— RECORDS SUPPLIED —
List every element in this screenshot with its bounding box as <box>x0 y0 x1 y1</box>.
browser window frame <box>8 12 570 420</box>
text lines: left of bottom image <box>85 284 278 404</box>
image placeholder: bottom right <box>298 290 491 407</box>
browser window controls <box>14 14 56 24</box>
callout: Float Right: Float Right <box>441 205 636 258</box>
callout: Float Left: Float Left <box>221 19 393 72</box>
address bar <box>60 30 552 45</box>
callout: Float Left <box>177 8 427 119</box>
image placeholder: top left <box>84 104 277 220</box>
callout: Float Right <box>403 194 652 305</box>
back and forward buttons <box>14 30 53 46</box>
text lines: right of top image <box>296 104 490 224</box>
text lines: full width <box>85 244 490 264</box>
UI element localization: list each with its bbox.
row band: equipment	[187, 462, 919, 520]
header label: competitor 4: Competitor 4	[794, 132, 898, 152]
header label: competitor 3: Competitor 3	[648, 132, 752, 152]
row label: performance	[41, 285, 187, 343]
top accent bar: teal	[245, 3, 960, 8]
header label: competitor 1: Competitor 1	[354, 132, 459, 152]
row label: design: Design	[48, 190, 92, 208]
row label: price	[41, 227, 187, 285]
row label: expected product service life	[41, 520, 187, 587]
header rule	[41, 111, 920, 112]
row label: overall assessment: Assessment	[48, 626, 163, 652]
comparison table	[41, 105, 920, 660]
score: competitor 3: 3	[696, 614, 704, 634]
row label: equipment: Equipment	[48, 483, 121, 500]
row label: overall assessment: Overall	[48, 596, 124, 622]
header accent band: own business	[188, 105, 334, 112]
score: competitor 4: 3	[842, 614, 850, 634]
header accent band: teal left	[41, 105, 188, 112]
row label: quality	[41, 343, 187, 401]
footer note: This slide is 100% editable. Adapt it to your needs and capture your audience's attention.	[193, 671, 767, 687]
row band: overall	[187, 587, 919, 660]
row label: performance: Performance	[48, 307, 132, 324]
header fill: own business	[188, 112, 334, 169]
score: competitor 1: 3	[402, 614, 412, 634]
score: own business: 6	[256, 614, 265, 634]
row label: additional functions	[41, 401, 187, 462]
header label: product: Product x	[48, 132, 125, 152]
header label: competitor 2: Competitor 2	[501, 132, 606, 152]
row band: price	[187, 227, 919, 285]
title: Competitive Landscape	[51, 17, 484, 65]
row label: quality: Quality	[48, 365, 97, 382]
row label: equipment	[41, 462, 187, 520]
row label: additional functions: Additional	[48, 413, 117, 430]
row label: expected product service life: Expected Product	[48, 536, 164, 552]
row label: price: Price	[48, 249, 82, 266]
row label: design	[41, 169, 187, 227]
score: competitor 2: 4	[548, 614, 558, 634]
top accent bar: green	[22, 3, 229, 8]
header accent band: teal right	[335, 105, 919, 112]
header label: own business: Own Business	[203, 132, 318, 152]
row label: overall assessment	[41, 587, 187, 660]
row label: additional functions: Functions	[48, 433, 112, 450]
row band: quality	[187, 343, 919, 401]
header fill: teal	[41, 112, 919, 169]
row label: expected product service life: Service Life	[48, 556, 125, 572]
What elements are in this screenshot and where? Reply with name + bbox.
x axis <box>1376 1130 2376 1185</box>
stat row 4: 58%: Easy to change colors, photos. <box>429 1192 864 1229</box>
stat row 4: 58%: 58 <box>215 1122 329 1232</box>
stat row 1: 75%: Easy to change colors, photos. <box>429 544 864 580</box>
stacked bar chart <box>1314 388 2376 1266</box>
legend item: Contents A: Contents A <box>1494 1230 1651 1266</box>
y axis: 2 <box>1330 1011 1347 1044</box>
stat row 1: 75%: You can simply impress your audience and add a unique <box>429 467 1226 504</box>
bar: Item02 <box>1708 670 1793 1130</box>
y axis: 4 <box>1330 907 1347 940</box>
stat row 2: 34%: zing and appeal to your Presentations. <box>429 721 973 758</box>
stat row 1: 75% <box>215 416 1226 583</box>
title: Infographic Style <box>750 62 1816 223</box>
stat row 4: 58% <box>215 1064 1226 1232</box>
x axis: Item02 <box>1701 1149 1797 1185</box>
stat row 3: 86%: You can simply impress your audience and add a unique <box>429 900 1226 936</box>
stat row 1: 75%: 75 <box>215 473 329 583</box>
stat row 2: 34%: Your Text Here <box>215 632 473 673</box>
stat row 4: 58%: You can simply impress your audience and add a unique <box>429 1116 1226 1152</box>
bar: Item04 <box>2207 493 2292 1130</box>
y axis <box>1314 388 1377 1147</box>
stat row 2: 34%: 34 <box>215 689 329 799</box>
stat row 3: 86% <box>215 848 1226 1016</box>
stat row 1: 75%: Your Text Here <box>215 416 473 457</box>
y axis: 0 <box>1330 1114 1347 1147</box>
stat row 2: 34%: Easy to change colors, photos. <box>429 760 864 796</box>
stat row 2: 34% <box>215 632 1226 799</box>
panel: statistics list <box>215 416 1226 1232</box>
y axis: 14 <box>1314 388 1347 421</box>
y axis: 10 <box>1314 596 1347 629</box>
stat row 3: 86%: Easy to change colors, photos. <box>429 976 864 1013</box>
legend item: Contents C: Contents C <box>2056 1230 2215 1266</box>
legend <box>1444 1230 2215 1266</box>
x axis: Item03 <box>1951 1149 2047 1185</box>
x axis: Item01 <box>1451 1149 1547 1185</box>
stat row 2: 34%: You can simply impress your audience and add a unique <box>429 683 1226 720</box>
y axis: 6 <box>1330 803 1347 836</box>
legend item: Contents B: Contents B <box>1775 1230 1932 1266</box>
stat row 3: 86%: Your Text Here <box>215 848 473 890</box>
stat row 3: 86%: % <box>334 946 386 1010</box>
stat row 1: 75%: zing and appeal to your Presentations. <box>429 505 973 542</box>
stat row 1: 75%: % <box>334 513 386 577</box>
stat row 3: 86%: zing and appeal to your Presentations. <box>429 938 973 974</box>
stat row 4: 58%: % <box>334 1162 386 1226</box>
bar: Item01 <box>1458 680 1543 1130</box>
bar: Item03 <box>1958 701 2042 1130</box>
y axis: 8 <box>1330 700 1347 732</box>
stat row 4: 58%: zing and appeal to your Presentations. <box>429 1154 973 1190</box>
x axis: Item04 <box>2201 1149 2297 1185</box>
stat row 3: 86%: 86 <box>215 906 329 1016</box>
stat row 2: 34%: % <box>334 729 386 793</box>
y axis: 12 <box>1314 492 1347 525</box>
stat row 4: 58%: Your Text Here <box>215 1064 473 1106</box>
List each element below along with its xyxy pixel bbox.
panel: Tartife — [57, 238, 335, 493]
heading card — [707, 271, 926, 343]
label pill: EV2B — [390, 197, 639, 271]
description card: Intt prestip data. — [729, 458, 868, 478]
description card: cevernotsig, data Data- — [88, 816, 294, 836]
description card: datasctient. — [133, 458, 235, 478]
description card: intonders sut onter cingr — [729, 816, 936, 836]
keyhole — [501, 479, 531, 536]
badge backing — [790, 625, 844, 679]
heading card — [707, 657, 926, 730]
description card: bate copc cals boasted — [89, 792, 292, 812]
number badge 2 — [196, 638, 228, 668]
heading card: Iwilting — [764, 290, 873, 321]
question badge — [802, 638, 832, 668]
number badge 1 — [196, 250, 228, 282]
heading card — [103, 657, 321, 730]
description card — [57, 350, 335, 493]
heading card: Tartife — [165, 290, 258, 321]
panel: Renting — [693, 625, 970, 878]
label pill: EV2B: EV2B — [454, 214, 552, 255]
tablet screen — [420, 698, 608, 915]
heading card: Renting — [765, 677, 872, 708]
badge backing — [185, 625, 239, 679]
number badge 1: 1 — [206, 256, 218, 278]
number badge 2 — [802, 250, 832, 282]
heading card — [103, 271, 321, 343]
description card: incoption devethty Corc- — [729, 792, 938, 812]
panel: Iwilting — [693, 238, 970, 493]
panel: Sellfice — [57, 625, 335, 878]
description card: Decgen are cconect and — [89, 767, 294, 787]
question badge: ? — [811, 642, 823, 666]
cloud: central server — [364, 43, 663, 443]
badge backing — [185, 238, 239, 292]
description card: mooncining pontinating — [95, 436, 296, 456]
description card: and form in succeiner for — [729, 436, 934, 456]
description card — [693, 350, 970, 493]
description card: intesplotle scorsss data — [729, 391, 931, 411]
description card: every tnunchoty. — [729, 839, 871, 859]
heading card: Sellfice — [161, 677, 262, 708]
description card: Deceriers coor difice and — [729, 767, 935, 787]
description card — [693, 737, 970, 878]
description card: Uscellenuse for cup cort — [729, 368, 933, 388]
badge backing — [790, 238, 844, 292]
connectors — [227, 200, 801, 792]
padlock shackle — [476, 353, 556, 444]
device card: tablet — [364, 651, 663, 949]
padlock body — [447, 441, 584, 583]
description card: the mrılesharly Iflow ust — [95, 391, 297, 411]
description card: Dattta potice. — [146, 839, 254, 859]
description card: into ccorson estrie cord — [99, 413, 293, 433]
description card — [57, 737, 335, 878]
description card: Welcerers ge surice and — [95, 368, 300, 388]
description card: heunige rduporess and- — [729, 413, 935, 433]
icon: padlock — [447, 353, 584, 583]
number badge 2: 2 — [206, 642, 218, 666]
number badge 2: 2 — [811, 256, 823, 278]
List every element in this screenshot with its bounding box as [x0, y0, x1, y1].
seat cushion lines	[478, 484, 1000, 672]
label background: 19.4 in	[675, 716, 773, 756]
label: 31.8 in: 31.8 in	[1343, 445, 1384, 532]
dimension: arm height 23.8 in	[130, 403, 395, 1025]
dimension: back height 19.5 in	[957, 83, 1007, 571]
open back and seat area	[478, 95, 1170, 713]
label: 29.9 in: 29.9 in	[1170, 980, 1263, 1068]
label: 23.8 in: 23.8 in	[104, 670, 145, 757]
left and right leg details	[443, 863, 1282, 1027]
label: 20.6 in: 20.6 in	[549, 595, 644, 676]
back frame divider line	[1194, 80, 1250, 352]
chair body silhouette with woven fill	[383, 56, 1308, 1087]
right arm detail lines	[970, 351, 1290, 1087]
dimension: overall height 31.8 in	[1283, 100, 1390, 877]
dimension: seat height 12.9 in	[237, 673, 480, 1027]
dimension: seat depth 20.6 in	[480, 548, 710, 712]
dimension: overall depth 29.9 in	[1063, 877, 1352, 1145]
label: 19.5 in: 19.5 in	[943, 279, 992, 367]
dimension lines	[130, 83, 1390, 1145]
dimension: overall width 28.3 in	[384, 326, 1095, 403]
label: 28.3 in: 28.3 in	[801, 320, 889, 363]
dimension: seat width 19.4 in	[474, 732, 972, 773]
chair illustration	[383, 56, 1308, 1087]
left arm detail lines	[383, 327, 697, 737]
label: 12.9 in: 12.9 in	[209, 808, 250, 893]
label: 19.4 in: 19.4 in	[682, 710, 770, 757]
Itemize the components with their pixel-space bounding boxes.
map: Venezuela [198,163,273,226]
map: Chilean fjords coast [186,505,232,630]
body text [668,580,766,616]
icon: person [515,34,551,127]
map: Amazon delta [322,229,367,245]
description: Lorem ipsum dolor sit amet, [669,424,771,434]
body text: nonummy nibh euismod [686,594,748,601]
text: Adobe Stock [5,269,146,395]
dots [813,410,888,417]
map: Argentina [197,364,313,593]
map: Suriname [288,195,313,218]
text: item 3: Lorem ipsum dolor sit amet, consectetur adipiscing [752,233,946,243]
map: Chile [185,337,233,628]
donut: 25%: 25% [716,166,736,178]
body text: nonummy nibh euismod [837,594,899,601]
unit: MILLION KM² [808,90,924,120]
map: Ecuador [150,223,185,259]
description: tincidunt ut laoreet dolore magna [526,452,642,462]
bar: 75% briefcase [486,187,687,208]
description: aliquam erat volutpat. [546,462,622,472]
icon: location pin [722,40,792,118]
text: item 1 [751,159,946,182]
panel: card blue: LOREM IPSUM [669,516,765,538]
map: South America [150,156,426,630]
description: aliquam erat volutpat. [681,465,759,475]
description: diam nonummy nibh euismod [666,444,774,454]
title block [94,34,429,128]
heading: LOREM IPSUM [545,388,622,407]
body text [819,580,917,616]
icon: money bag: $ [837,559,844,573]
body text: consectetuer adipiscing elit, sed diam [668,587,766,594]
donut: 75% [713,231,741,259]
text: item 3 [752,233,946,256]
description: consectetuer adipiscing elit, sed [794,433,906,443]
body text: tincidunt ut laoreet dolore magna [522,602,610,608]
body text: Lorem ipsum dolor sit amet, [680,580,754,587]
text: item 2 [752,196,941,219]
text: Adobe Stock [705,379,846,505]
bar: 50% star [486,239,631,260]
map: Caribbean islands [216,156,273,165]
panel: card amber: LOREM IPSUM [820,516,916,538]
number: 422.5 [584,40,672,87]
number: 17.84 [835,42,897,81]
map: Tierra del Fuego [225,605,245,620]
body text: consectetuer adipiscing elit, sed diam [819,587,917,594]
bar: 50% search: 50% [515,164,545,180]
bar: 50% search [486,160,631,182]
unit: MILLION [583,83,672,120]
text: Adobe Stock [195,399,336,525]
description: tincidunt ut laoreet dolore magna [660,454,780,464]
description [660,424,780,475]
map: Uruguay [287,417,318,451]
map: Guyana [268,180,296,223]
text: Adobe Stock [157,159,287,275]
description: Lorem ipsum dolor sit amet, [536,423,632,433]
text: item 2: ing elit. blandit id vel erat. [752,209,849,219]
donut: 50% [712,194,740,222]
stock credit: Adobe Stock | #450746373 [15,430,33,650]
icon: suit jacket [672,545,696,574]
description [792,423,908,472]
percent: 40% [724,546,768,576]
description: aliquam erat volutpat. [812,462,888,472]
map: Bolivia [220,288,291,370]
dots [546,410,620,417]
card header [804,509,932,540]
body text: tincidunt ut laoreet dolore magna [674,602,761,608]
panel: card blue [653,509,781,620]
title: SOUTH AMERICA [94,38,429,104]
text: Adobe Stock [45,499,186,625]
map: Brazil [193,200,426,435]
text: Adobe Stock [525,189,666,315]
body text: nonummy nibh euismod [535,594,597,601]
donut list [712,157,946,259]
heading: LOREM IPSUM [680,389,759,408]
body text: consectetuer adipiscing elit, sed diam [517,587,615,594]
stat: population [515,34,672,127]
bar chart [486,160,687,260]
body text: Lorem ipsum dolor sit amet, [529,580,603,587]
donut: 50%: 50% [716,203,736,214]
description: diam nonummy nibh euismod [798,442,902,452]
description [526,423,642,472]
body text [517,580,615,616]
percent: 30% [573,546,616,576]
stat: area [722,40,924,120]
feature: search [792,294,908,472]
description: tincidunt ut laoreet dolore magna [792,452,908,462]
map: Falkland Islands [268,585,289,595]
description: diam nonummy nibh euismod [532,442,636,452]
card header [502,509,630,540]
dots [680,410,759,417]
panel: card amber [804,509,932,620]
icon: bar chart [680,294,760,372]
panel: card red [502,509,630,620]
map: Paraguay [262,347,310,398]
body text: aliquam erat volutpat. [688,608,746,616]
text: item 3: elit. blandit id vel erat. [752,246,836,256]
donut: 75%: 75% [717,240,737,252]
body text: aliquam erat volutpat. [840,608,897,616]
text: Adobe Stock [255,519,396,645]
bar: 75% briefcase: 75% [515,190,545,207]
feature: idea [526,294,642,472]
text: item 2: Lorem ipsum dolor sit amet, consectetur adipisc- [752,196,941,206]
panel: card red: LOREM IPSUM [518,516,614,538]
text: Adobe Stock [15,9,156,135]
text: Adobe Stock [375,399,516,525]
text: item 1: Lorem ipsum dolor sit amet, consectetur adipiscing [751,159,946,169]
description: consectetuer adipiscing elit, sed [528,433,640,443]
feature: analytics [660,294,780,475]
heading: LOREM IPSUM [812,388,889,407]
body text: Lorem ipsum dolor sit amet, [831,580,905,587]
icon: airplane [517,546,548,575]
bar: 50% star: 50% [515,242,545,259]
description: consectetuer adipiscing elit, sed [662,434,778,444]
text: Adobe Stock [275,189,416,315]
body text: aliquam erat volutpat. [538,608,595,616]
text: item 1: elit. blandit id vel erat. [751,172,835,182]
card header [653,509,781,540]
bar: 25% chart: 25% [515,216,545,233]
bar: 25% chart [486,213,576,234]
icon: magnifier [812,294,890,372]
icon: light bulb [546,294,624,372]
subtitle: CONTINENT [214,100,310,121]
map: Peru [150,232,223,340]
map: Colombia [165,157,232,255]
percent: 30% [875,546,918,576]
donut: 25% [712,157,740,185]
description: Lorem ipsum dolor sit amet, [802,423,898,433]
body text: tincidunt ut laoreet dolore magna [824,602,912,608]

— WHAT YOU WILL DO —
Output the listing from its first line up to and including the line containing "text lines: full" as a Markdown table with the columns Row and Line, numbering each row and leaving out blank lines.

— THE RESPONSE —
| Row | Line |
|---|---|
| 1 | List every element in this screenshot with its bounding box as <box>x0 y0 x1 y1</box>. |
| 2 | browser window frame <box>8 12 570 420</box> |
| 3 | text lines: left of bottom image <box>85 284 278 404</box> |
| 4 | image placeholder: bottom right <box>298 290 491 407</box> |
| 5 | browser window controls <box>14 14 56 24</box> |
| 6 | callout: Float Right: Float Right <box>441 205 636 258</box> |
| 7 | callout: Float Left: Float Left <box>221 19 393 72</box> |
| 8 | address bar <box>60 30 552 45</box> |
| 9 | callout: Float Left <box>177 8 427 119</box> |
| 10 | image placeholder: top left <box>84 104 277 220</box> |
| 11 | callout: Float Right <box>403 194 652 305</box> |
| 12 | back and forward buttons <box>14 30 53 46</box> |
| 13 | text lines: right of top image <box>296 104 490 224</box> |
| 14 | text lines: full width <box>85 244 490 264</box> |